Dataset rows:
____________
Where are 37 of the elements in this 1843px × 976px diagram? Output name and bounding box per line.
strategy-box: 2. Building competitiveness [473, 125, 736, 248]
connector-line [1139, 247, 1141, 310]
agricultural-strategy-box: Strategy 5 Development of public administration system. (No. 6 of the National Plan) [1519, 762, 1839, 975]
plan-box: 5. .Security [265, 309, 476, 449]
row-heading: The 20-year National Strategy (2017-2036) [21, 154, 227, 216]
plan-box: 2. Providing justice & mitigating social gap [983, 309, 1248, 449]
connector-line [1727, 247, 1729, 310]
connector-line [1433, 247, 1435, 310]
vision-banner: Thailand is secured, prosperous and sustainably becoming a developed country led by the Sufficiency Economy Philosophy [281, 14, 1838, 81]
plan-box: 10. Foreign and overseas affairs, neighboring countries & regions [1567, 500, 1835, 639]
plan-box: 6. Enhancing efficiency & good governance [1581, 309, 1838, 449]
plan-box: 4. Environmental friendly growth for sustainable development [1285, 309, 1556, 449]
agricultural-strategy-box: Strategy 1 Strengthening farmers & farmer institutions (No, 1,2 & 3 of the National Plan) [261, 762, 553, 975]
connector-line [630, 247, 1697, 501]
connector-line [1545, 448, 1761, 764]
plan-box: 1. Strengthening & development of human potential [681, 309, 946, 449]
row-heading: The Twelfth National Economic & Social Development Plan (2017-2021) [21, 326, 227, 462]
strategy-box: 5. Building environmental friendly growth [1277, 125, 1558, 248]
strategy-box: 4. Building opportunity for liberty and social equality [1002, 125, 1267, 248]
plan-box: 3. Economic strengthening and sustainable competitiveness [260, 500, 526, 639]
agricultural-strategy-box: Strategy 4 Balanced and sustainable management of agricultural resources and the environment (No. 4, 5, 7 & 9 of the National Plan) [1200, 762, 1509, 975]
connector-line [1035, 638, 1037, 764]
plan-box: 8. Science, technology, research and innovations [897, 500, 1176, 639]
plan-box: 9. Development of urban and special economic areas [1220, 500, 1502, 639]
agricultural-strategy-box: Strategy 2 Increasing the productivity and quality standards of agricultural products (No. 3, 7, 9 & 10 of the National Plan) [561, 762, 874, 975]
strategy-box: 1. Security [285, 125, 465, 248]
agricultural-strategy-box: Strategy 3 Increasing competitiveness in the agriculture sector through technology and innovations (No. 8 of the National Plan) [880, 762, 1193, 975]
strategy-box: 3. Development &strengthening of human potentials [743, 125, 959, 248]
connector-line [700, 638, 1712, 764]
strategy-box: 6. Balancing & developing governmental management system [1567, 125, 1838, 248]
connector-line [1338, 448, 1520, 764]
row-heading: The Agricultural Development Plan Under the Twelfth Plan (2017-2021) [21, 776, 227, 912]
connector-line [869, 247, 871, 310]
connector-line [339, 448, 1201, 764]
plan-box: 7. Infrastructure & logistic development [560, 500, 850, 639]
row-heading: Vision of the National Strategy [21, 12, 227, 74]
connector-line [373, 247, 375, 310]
____________
▸ What is required:
Rewrite everything from the start of the data above down to the line containing "connector-line [1433, 247, 1435, 310]", inclusive, as a JSON list of strings, with one string per line and blank lines omitted.

▸ Correct output:
[
  "Where are 37 of the elements in this 1843px × 976px diagram? Output name and bounding box per line.",
  "strategy-box: 2. Building competitiveness [473, 125, 736, 248]",
  "connector-line [1139, 247, 1141, 310]",
  "agricultural-strategy-box: Strategy 5 Development of public administration system. (No. 6 of the National Plan) [1519, 762, 1839, 975]",
  "plan-box: 5. .Security [265, 309, 476, 449]",
  "row-heading: The 20-year National Strategy (2017-2036) [21, 154, 227, 216]",
  "plan-box: 2. Providing justice & mitigating social gap [983, 309, 1248, 449]",
  "connector-line [1727, 247, 1729, 310]",
  "connector-line [1433, 247, 1435, 310]"
]